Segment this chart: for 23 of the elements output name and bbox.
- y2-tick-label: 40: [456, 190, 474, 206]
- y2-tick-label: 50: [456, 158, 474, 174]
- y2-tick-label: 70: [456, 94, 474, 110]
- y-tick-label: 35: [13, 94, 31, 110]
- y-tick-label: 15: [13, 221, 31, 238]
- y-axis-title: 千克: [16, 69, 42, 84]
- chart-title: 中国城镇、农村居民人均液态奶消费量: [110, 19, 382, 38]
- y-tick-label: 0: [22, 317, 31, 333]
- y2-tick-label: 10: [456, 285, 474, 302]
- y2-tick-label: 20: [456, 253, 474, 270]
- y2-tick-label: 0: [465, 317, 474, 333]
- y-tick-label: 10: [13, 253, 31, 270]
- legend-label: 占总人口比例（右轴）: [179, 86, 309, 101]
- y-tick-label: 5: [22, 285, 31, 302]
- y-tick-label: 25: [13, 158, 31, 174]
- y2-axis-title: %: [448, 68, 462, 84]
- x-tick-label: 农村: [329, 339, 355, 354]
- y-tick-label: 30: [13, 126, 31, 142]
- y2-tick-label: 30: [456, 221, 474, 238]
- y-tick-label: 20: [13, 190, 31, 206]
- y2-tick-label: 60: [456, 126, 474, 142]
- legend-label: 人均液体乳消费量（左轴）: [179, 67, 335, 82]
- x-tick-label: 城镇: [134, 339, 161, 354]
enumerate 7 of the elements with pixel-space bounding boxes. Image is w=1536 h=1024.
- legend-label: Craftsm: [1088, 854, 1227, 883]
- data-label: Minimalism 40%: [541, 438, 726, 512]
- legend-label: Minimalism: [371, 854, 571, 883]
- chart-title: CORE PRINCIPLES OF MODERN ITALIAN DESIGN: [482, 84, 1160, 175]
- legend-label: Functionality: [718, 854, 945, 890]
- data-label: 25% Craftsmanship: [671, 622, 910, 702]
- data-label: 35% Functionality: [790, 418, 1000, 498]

○ ○ ○ ○ ○ ○ ○

(DESCRIPTION OF THE TASK):
Reproduce the records above, substituting "legend-entry" for every occurrence of "legend-label" and leaving everything else unchanged.

(EXERCISE RESPONSE):
Segment this chart: for 23 of the elements output name and bbox.
- y2-tick-label: 40: [456, 190, 474, 206]
- y2-tick-label: 50: [456, 158, 474, 174]
- y2-tick-label: 70: [456, 94, 474, 110]
- y-tick-label: 35: [13, 94, 31, 110]
- y-tick-label: 15: [13, 221, 31, 238]
- y-axis-title: 千克: [16, 69, 42, 84]
- chart-title: 中国城镇、农村居民人均液态奶消费量: [110, 19, 382, 38]
- y-tick-label: 0: [22, 317, 31, 333]
- y2-tick-label: 10: [456, 285, 474, 302]
- y2-tick-label: 20: [456, 253, 474, 270]
- y2-tick-label: 0: [465, 317, 474, 333]
- y-tick-label: 10: [13, 253, 31, 270]
- legend-entry: 占总人口比例（右轴）: [179, 86, 309, 101]
- y-tick-label: 5: [22, 285, 31, 302]
- y-tick-label: 25: [13, 158, 31, 174]
- y2-axis-title: %: [448, 68, 462, 84]
- x-tick-label: 农村: [329, 339, 355, 354]
- y-tick-label: 30: [13, 126, 31, 142]
- y2-tick-label: 30: [456, 221, 474, 238]
- y-tick-label: 20: [13, 190, 31, 206]
- y2-tick-label: 60: [456, 126, 474, 142]
- legend-entry: 人均液体乳消费量（左轴）: [179, 67, 335, 82]
- x-tick-label: 城镇: [134, 339, 161, 354]
enumerate 7 of the elements with pixel-space bounding boxes. Image is w=1536 h=1024.
- legend-entry: Craftsm: [1088, 854, 1227, 883]
- data-label: Minimalism 40%: [541, 438, 726, 512]
- legend-entry: Minimalism: [371, 854, 571, 883]
- chart-title: CORE PRINCIPLES OF MODERN ITALIAN DESIGN: [482, 84, 1160, 175]
- legend-entry: Functionality: [718, 854, 945, 890]
- data-label: 25% Craftsmanship: [671, 622, 910, 702]
- data-label: 35% Functionality: [790, 418, 1000, 498]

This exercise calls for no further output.